#### Records contained in a dataset:
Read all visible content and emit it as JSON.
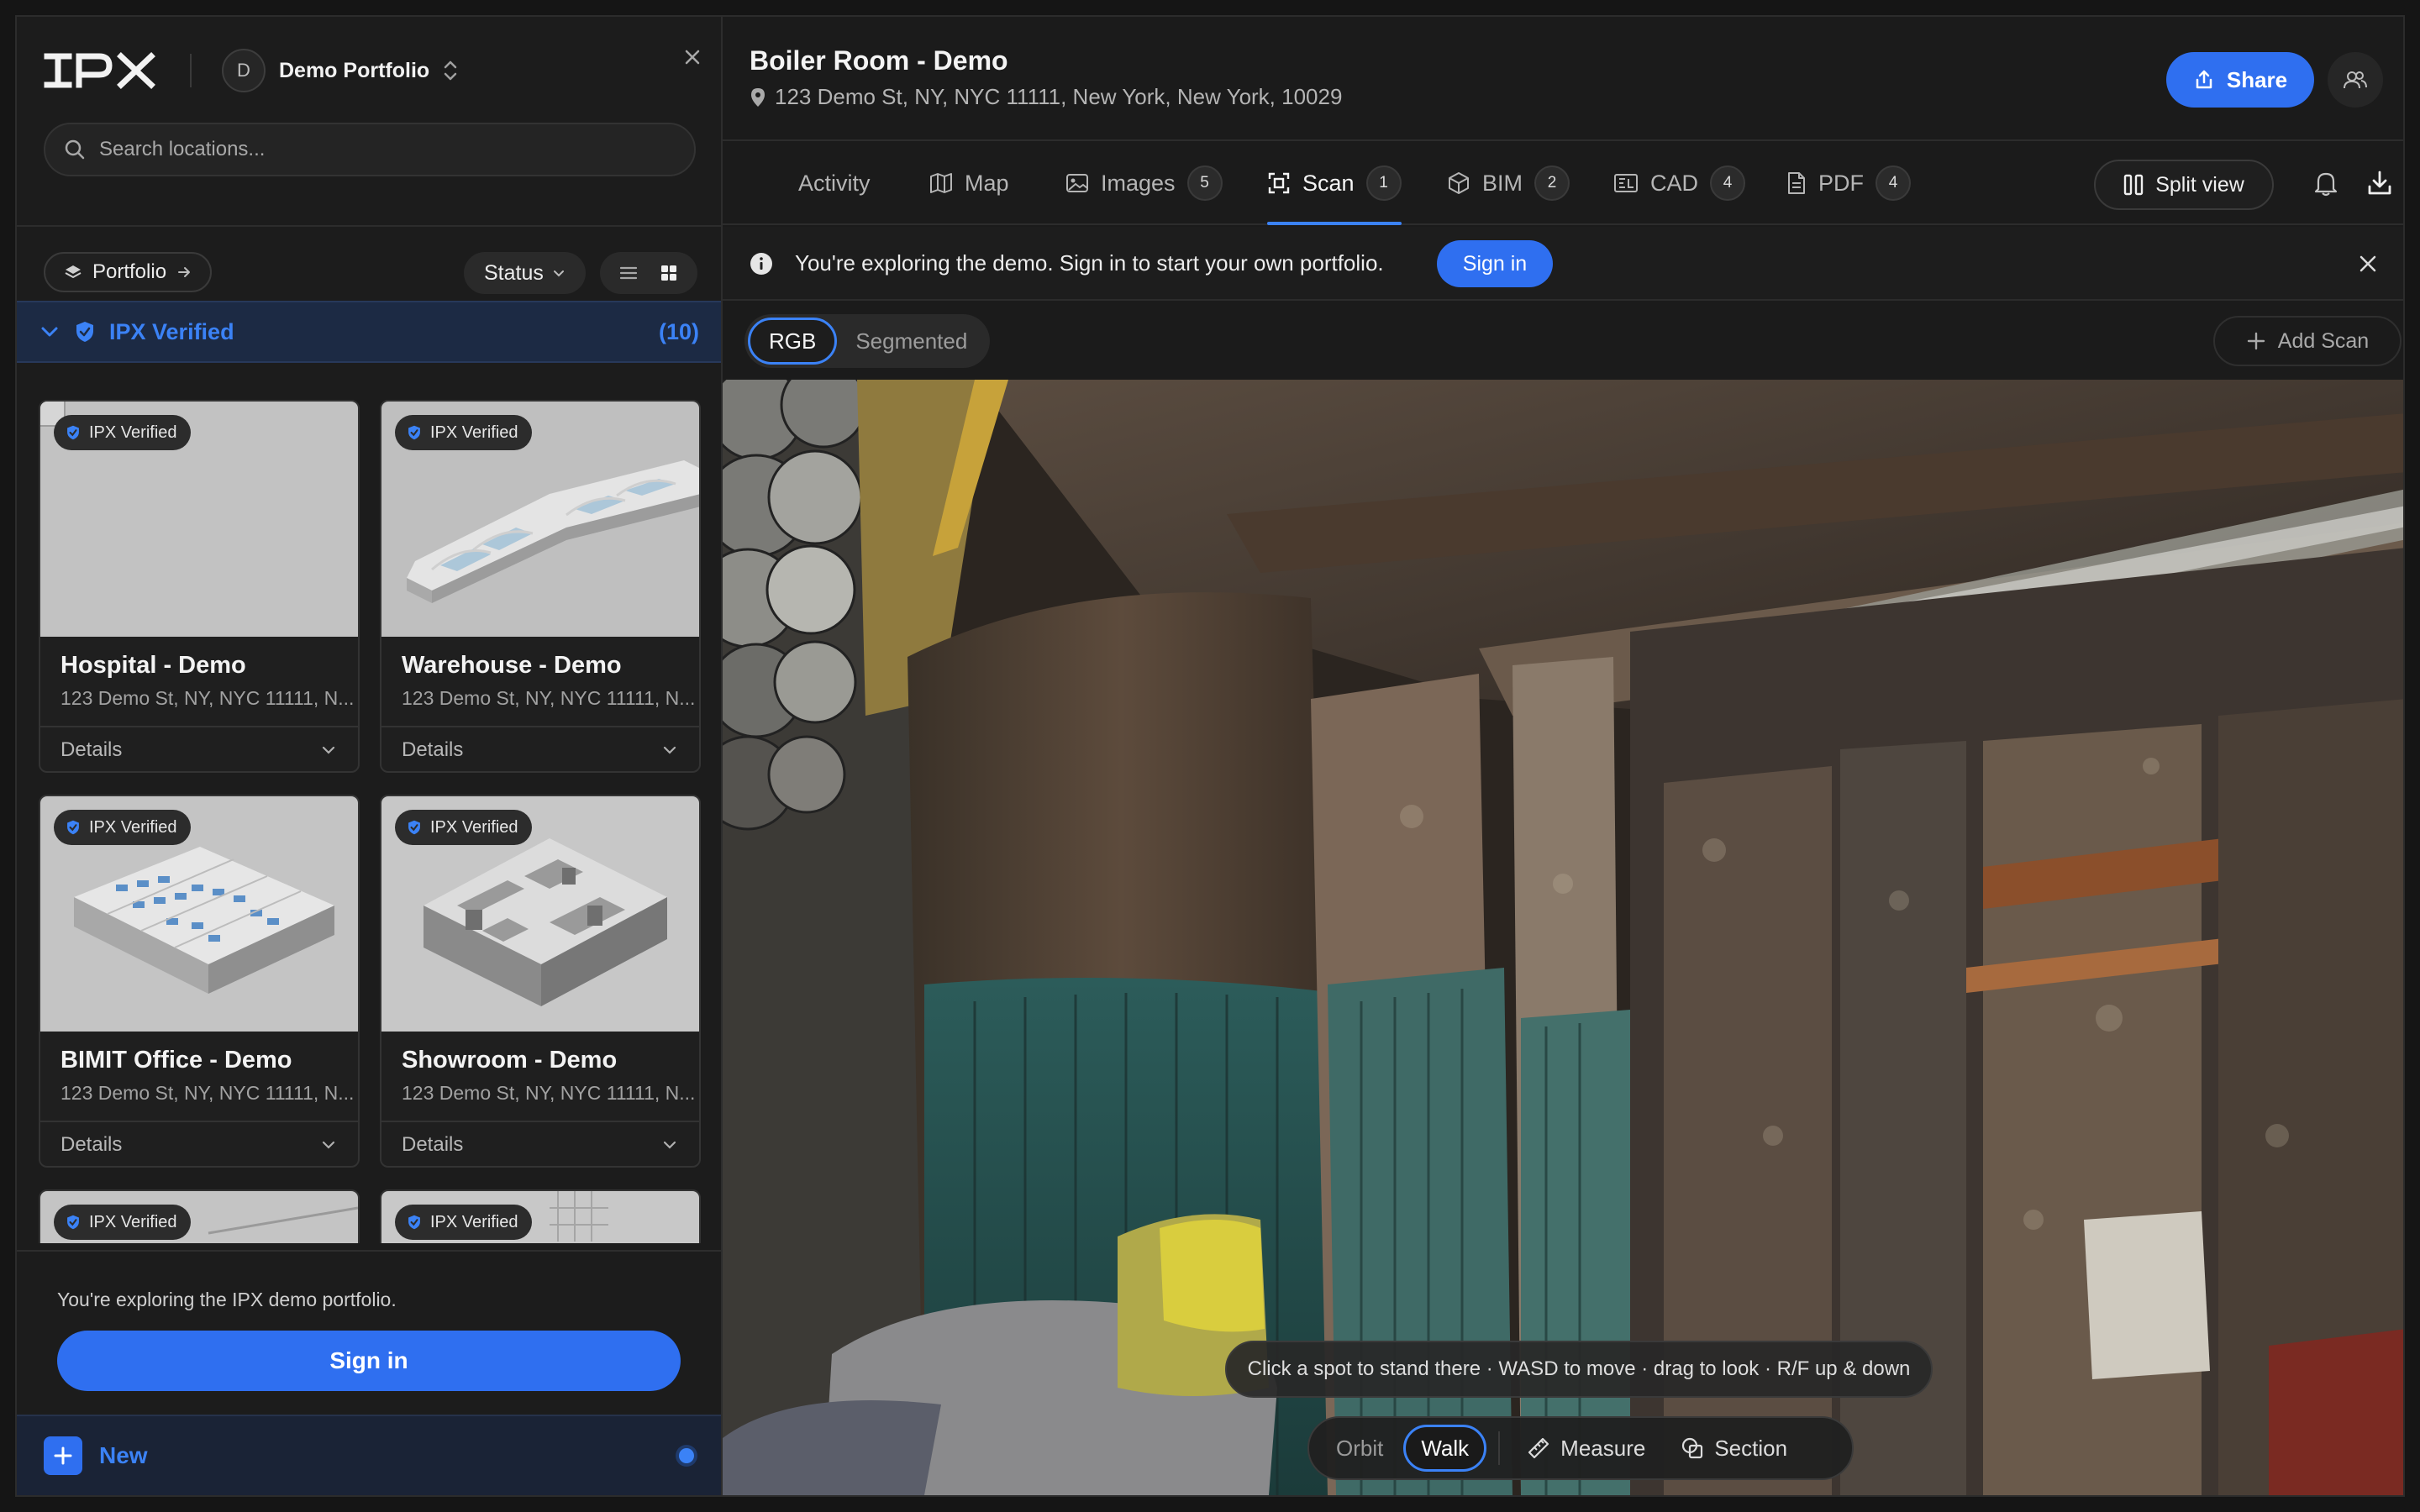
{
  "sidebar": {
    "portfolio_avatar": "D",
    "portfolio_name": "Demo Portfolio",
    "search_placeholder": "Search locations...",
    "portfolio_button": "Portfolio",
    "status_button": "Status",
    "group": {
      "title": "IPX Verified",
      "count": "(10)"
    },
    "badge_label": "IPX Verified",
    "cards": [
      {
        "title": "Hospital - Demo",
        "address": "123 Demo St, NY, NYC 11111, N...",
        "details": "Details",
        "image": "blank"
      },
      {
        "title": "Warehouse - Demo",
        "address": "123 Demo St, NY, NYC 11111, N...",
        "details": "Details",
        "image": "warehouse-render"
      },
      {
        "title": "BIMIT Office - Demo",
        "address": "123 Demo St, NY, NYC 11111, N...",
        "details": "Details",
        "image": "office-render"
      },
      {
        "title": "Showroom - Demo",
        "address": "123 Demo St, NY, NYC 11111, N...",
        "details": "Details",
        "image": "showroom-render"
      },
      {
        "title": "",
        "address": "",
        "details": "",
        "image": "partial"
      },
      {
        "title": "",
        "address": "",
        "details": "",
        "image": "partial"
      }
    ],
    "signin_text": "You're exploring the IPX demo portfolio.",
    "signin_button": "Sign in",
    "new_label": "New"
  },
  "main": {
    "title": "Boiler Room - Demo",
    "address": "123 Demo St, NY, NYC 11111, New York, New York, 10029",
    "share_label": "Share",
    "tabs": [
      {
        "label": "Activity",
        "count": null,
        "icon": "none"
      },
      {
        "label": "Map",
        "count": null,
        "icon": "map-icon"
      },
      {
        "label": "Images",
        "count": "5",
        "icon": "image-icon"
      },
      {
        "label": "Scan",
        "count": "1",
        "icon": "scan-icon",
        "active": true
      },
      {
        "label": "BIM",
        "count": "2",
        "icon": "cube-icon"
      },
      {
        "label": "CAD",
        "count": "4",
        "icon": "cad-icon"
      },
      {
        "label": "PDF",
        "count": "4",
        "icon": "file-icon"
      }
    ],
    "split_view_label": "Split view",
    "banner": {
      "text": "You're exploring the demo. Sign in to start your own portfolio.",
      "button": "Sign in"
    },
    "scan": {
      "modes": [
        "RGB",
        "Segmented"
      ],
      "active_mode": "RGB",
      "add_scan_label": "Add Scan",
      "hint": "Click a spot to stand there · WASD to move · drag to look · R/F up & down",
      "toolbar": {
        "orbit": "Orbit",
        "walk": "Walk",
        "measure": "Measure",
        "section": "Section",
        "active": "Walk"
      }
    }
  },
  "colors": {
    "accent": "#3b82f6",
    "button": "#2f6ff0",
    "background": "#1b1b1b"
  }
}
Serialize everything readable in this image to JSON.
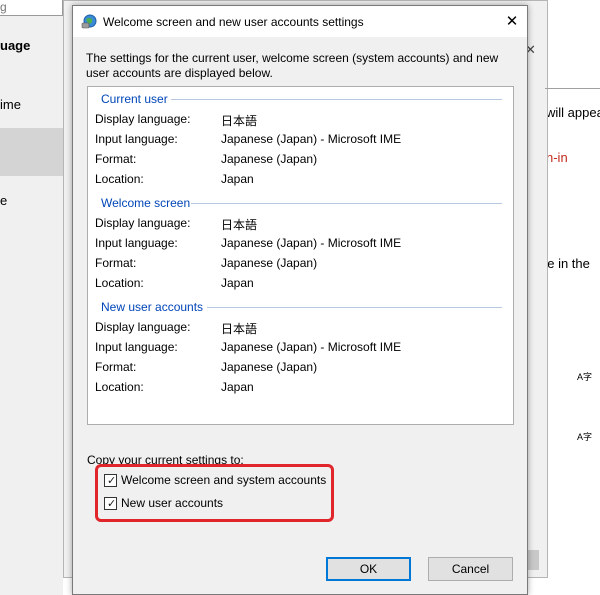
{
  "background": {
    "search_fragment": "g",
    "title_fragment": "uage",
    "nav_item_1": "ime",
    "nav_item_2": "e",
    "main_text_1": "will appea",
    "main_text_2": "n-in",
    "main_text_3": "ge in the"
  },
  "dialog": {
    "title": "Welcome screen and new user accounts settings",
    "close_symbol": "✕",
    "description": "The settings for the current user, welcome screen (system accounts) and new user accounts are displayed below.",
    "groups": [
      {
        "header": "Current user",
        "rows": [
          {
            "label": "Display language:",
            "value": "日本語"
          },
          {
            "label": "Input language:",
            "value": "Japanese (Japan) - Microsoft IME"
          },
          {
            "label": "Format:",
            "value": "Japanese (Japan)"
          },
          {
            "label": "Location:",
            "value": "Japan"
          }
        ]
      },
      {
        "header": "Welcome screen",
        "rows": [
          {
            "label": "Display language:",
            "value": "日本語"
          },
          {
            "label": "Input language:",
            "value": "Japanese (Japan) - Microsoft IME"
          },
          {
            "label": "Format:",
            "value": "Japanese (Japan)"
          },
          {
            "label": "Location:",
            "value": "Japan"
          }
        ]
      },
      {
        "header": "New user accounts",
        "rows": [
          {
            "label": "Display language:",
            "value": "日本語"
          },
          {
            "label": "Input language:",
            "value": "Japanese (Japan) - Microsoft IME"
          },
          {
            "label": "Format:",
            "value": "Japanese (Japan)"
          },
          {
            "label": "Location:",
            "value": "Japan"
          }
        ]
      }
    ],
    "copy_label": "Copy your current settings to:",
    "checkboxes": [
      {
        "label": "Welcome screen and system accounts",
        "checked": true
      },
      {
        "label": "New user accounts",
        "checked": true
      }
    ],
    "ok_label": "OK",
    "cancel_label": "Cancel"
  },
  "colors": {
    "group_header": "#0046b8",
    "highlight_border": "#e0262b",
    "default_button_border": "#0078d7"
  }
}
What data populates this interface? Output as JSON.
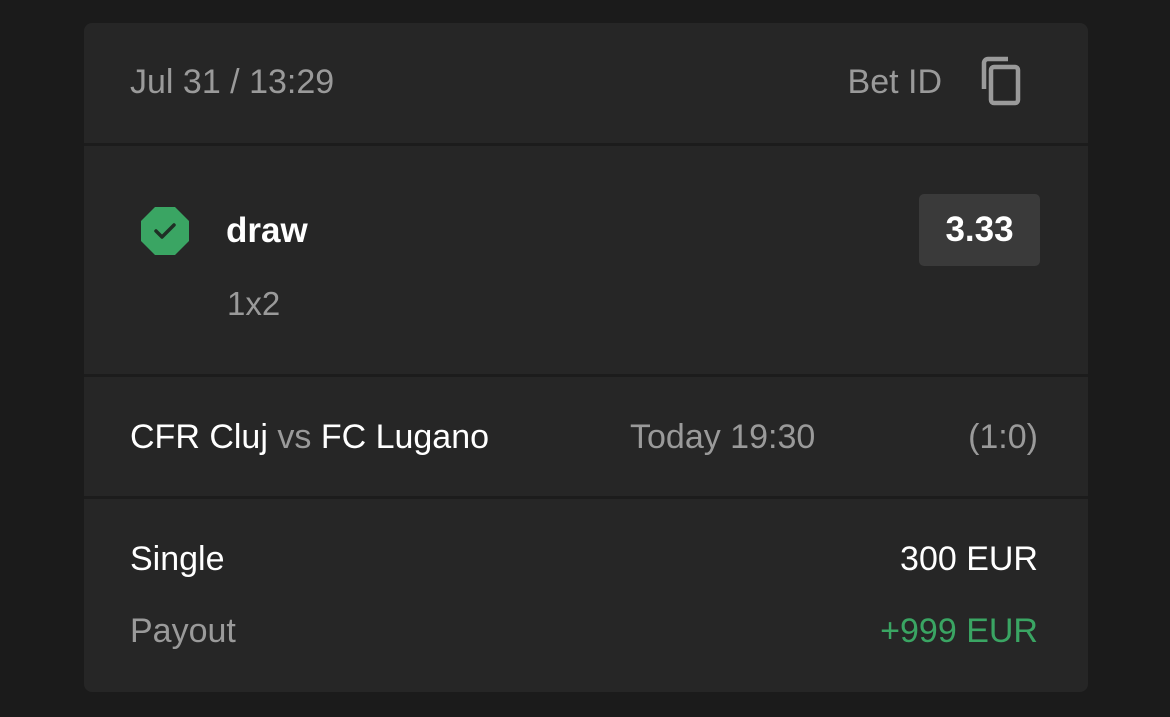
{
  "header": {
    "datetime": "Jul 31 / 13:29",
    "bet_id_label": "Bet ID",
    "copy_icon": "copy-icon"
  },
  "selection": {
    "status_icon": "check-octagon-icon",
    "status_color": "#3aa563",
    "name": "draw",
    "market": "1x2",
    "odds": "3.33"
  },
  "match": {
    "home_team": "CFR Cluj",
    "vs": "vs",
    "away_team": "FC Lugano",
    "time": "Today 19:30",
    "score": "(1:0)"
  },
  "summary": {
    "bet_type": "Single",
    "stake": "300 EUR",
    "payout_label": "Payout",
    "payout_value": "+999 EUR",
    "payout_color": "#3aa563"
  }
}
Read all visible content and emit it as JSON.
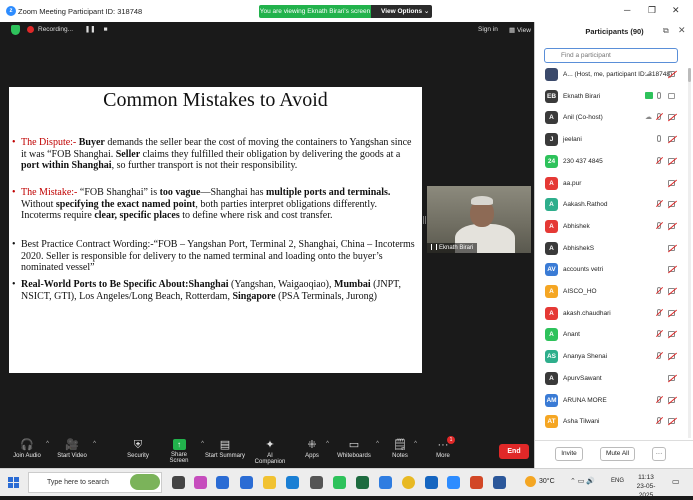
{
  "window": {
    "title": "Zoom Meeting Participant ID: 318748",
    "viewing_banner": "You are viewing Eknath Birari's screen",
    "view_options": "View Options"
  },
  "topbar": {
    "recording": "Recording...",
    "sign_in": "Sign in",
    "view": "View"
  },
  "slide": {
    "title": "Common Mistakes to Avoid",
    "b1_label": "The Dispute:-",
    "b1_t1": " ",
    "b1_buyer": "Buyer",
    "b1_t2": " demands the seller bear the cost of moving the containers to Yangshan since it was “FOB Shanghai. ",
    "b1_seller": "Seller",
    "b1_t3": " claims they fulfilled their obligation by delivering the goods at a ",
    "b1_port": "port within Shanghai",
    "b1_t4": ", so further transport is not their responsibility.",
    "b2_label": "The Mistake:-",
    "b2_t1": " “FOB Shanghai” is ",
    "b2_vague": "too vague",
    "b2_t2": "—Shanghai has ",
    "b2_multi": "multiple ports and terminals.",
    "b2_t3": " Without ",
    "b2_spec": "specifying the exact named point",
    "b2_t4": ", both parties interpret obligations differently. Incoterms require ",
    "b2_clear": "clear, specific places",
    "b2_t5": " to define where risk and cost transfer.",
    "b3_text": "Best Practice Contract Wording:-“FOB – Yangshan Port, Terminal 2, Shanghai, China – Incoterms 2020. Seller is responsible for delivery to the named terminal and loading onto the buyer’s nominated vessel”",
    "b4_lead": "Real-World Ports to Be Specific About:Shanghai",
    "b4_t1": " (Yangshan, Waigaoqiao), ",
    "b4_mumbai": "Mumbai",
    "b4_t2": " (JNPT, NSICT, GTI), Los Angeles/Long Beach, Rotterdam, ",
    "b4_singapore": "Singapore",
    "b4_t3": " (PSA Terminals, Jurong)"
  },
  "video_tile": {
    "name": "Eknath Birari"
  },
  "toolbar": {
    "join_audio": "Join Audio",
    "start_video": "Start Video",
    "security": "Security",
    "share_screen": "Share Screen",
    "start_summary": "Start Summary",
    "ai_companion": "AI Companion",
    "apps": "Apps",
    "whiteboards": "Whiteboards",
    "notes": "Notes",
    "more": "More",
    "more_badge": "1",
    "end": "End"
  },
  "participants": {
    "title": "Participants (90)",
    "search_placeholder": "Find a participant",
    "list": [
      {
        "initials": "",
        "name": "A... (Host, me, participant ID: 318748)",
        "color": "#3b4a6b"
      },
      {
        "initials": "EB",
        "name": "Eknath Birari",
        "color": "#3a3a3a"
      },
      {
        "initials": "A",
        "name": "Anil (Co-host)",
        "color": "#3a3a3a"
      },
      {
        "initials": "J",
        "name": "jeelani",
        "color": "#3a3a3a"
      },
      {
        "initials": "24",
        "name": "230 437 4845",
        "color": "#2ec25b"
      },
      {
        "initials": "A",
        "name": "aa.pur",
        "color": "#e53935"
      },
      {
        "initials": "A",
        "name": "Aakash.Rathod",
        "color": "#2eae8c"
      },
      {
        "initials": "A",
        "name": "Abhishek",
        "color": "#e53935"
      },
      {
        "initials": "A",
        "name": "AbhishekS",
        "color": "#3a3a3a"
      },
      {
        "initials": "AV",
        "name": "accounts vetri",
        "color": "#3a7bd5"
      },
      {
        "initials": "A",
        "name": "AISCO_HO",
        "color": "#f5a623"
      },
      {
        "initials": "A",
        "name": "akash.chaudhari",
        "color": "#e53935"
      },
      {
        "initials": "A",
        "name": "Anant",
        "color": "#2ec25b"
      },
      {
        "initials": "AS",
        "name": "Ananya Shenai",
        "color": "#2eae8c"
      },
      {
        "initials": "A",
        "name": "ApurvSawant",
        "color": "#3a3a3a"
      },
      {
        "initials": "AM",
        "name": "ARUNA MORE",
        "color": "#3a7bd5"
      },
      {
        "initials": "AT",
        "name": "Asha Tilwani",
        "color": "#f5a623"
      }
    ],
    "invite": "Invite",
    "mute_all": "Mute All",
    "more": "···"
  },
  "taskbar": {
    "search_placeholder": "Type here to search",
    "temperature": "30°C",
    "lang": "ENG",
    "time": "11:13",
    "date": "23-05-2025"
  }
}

#### Requirements:
Using the listing, copy every line where the word "user" shows up.

#### Response for this exercise:
    "title": "Welcome screen and new user accounts settings",
    "description": "The settings for the current user, welcome screen (system accounts) and new user accounts are displayed below.",
        "header": "Current user",
        "header": "New user accounts",
        "label": "New user accounts",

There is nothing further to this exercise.